* _Set task_
Filter the listing below, copying every line in which the word "oder" appears.
* START *
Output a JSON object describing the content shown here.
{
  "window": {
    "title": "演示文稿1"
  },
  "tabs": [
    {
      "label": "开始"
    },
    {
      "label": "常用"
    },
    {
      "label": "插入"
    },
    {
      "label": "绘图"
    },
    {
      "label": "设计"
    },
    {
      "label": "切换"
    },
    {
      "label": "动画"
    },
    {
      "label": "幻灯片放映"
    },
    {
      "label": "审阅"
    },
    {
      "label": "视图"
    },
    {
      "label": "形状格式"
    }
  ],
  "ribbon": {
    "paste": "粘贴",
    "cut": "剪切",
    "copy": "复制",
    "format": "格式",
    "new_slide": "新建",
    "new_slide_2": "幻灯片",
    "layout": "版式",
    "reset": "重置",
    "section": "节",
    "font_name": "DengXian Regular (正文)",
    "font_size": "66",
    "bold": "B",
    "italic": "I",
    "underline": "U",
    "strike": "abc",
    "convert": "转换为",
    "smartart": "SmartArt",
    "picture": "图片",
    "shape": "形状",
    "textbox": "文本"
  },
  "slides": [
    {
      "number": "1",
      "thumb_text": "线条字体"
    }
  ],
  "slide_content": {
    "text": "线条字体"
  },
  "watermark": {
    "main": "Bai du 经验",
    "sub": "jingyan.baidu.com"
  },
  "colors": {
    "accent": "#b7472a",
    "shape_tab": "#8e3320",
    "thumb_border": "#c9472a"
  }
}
* END *
* START *
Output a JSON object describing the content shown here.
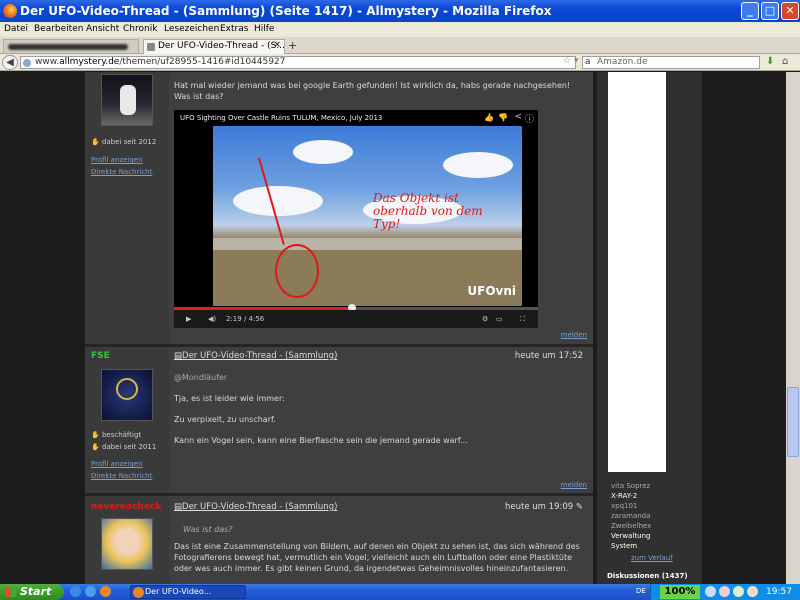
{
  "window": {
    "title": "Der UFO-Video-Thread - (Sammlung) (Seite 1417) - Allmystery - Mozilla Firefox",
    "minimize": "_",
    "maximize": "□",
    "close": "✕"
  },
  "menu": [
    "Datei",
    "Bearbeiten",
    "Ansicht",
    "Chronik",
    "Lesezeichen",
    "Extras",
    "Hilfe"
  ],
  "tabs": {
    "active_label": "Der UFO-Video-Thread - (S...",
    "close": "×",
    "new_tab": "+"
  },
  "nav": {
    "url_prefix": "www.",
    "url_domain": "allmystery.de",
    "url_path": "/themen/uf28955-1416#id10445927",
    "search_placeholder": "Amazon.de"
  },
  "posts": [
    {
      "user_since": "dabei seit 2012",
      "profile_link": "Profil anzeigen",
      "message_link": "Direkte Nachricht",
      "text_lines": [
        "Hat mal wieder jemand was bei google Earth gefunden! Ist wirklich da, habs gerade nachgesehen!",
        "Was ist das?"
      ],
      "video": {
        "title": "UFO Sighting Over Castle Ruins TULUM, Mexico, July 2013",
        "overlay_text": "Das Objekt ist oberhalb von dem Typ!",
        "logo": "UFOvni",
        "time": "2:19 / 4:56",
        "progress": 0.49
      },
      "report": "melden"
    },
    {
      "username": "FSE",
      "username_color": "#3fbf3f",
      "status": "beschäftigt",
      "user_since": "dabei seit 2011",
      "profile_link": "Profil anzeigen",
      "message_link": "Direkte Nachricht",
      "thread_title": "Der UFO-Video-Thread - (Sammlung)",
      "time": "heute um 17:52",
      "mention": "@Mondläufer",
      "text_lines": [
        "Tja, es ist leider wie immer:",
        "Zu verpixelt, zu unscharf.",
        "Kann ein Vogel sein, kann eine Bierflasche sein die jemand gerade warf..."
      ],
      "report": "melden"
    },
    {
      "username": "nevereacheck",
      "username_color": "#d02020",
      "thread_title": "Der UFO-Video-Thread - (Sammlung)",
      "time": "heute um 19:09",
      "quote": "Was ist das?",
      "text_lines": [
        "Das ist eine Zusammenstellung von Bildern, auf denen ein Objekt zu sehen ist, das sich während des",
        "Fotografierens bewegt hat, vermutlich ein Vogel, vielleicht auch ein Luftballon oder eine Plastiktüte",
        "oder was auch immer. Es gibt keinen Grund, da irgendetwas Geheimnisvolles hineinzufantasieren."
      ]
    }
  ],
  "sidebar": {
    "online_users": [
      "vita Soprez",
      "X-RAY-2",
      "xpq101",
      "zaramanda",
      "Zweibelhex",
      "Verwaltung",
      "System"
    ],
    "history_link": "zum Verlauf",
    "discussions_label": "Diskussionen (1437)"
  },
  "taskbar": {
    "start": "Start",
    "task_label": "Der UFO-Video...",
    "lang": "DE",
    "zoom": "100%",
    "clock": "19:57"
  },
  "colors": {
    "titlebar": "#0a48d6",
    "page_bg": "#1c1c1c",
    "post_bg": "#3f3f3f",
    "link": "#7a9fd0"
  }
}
* END *
* _The answer_
        "Fotografierens bewegt hat, vermutlich ein Vogel, vielleicht auch ein Luftballon oder eine Plastiktüte",
        "oder was auch immer. Es gibt keinen Grund, da irgendetwas Geheimnisvolles hineinzufantasieren."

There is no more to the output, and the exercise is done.